## To do
Continue the list of tips on presenting a professional image to customers, starting after the point about fixing or removing bent or rusty metal on the mower.

## Passage provided


    1) buy a decent looking truck (not a beater) and wash it once every week or two. People can see your truck a lot better than they can the grease on your trimmer shaft. You'd be surprised, but a more expensive truck will pay for itself because you can now charge a little more and in people's eyes, you're now worth it. Not fair, but true. It just exudes an air of "sucess". Don't go overboard though.

    EXAMPLE: The guy who did the tile in my house drove an early 80's rusty El Camino with a 4 year old tag. No way I'd ever have hired him if he hadn't already done my parents' home. Turns out he did a good job, but I almost went with a much higher bid because he looked so unprofessional that I was worried he wouldn't do the job right. He charged $3.25/ft. The other guy was $5.50/ft. He could easily have charged me $5/ft if his truck and attire looked a little sharper. He could drive a Mercedes to work for what his beater truck is costing him in image when bidding jobs. (btw, tilesetters make a killing. Consider it if you are young with a strong back and knees. Even at his low low price he cleared $1200 in three 6 hour work days!)

    2) Fix or remove bent or rusty metal on your mower. it looks junky.

## Extracted data entries
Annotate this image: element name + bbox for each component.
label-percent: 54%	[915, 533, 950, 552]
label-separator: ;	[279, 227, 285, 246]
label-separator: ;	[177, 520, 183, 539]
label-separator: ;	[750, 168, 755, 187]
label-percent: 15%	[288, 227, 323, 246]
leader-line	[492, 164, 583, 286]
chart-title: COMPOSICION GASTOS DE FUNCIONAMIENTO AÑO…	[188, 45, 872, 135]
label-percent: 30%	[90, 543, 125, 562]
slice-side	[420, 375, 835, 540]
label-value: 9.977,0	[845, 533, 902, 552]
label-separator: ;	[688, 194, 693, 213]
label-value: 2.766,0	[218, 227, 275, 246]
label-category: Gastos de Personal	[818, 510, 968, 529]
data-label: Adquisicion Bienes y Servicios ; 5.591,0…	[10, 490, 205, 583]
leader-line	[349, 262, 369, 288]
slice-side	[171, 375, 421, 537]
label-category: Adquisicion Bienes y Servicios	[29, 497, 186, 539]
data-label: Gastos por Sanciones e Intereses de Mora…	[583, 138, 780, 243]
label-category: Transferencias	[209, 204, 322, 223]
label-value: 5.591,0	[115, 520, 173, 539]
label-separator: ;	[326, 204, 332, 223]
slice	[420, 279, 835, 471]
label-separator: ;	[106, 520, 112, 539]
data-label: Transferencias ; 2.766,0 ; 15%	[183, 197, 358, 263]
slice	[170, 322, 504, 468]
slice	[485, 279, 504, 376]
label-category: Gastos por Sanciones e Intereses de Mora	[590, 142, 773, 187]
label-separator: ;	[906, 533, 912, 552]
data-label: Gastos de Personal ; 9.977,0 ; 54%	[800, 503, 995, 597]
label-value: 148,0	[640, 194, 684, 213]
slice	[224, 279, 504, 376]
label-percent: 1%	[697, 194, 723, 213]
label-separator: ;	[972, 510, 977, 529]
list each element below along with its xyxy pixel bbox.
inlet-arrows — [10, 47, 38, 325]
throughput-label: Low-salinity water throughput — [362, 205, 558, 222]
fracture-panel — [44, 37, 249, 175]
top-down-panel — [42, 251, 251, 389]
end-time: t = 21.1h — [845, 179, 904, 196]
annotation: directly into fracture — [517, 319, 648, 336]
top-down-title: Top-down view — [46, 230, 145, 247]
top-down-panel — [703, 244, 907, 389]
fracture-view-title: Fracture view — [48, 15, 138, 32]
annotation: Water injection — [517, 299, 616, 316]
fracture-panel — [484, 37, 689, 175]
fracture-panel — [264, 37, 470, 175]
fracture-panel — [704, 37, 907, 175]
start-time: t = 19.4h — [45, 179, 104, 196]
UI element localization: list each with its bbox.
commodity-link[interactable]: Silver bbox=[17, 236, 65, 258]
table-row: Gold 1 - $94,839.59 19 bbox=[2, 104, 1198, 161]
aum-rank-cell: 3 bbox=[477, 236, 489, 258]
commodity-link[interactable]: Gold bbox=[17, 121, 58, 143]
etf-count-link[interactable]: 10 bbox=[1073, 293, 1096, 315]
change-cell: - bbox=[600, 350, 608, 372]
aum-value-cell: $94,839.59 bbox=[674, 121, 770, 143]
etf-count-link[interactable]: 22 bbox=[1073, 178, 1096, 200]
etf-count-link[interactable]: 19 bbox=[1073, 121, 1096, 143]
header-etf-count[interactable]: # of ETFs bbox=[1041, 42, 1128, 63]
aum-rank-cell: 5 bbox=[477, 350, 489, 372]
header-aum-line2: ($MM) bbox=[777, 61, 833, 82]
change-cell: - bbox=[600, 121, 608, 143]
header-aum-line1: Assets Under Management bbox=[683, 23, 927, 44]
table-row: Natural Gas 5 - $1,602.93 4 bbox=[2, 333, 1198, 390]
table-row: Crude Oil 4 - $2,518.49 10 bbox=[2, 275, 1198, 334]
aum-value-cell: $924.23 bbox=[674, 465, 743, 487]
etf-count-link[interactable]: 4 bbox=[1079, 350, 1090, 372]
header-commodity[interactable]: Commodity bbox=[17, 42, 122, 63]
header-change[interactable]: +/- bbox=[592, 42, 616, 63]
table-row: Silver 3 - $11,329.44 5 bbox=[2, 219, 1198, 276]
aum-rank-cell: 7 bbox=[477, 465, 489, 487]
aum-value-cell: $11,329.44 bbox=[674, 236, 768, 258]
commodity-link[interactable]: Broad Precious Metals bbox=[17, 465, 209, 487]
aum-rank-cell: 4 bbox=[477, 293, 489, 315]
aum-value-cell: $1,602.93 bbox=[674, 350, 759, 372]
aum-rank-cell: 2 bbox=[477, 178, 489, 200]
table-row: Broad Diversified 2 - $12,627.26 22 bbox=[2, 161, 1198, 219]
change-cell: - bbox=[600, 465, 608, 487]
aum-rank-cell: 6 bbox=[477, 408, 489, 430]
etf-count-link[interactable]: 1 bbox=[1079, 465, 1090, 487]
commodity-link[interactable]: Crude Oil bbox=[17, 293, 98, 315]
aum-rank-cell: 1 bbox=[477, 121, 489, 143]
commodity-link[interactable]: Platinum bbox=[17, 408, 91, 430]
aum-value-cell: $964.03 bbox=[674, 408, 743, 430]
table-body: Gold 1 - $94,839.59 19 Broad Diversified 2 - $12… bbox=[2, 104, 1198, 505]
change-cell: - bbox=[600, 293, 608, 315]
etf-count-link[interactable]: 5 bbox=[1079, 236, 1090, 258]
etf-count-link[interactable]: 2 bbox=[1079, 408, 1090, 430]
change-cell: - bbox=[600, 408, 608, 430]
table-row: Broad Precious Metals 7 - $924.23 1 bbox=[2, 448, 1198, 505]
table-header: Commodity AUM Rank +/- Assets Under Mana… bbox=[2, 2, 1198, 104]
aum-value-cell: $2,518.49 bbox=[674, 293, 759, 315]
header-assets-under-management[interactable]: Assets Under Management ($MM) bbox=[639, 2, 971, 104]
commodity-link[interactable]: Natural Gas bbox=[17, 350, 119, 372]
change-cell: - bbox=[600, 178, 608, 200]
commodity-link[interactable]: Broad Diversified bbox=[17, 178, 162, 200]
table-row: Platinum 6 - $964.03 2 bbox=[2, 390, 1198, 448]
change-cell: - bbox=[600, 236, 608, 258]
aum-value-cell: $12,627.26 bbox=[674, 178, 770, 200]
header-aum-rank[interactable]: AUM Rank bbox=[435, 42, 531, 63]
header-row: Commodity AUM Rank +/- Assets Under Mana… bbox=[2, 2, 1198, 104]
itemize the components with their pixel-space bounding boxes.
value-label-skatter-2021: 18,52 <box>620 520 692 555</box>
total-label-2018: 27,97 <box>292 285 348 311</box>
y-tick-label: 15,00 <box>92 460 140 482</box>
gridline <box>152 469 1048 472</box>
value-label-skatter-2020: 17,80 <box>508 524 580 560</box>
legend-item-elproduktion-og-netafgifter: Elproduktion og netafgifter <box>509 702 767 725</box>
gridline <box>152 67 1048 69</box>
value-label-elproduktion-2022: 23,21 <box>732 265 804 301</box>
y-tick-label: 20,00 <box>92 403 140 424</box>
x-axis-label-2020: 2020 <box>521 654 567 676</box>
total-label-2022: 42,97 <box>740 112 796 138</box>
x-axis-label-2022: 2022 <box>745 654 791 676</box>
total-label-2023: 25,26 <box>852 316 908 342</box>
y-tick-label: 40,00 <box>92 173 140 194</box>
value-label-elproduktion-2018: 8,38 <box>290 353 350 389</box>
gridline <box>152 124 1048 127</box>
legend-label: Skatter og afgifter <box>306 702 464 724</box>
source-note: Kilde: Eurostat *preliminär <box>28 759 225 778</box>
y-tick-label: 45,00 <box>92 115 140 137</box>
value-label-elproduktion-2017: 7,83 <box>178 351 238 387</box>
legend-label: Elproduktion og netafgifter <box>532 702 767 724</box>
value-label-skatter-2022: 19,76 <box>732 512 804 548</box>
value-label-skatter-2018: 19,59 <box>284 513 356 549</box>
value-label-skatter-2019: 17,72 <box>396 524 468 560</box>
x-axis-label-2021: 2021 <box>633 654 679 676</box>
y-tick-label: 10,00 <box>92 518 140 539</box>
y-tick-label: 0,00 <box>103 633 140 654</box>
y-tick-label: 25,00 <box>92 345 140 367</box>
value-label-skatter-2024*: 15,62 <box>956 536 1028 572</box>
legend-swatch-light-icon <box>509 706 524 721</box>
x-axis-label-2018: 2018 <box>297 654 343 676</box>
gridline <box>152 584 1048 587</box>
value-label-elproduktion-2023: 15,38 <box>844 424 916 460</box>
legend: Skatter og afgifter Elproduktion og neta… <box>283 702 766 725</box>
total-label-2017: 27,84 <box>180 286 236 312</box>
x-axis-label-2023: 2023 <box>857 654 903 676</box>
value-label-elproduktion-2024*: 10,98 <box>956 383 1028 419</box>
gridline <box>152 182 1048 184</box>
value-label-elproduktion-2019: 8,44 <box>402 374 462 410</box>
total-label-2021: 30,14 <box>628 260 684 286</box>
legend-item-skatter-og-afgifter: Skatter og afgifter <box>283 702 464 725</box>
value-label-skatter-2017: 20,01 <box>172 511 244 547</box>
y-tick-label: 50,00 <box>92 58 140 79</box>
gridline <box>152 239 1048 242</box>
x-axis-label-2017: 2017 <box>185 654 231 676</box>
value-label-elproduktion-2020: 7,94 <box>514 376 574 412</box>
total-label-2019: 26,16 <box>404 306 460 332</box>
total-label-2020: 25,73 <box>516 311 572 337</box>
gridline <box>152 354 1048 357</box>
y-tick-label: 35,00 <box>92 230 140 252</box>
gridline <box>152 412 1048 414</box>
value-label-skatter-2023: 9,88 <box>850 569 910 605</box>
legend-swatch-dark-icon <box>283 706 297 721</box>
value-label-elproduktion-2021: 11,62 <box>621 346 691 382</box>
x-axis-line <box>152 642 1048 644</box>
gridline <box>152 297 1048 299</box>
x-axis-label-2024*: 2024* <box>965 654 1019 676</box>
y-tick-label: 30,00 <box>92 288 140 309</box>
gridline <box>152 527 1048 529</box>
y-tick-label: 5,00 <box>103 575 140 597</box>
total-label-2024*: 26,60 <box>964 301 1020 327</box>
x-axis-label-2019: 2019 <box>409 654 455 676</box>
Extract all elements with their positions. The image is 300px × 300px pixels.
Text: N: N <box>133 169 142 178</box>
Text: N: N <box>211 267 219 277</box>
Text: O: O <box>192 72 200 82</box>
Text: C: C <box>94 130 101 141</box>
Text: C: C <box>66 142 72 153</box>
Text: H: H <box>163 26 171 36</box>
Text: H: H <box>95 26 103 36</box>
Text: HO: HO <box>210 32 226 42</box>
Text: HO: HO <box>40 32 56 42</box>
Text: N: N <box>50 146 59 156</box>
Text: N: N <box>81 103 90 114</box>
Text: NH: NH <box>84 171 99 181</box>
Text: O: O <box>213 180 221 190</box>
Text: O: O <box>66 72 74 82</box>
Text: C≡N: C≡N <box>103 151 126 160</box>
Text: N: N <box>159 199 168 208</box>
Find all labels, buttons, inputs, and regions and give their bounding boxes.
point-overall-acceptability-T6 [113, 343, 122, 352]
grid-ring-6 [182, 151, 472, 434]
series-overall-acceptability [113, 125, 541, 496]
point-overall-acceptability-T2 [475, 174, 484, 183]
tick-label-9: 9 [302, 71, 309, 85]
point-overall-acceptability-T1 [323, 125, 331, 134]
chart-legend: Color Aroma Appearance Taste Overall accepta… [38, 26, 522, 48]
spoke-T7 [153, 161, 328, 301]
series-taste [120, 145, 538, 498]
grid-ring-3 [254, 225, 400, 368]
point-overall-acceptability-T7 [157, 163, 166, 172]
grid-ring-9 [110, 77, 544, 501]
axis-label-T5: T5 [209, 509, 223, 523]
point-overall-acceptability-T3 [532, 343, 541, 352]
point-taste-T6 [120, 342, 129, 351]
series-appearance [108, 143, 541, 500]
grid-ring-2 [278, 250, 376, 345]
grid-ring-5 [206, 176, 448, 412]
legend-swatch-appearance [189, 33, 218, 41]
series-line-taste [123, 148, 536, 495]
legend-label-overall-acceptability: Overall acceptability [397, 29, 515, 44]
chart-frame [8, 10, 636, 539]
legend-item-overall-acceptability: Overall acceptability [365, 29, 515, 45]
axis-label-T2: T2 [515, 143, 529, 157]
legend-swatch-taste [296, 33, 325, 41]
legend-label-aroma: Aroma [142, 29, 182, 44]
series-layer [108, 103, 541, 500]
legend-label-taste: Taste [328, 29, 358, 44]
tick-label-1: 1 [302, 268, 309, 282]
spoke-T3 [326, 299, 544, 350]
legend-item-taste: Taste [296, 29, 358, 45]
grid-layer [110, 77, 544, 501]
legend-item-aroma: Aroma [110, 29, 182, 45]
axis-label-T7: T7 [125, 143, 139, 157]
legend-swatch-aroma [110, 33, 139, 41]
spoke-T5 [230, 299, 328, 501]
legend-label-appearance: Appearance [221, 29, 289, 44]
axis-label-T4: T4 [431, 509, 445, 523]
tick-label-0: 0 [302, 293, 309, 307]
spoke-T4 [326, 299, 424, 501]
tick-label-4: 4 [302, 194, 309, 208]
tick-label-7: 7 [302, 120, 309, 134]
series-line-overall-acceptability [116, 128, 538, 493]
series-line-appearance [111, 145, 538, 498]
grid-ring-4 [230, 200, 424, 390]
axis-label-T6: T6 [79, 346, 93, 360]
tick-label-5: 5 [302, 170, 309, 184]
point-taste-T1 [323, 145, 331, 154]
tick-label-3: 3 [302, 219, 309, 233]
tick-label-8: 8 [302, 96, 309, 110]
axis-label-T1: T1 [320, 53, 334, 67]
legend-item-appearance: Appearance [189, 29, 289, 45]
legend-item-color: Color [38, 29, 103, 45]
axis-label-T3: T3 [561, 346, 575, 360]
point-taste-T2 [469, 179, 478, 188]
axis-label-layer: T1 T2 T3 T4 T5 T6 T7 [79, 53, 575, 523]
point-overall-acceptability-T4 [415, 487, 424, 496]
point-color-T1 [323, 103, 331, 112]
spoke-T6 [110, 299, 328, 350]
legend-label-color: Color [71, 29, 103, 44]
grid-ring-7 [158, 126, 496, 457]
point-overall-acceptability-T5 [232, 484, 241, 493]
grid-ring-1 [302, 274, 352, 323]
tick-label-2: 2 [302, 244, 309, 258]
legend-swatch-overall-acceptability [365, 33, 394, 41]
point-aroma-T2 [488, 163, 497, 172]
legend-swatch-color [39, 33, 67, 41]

## Output of the exercise
    3) Use a real landscape trailer, not something homemade that looks like the Beverley Hillbillies sold it to you when it got too junky for them, or the bed of an old pickup you converted to a trailer. At a whopping $1200 and a 15 year lifespan, it's hardly expensive to have a decent trailer. It's also much safer.
    4) Invest in a uniform shirt with your company name on it, and some decent work pants or shorts. Not cut off jeans and a tank top. $100 in shirts will bring you ten times that much in added revenue.
    5) Don't smoke and mow. It looks ridiculous. You also never know about fuel leaks.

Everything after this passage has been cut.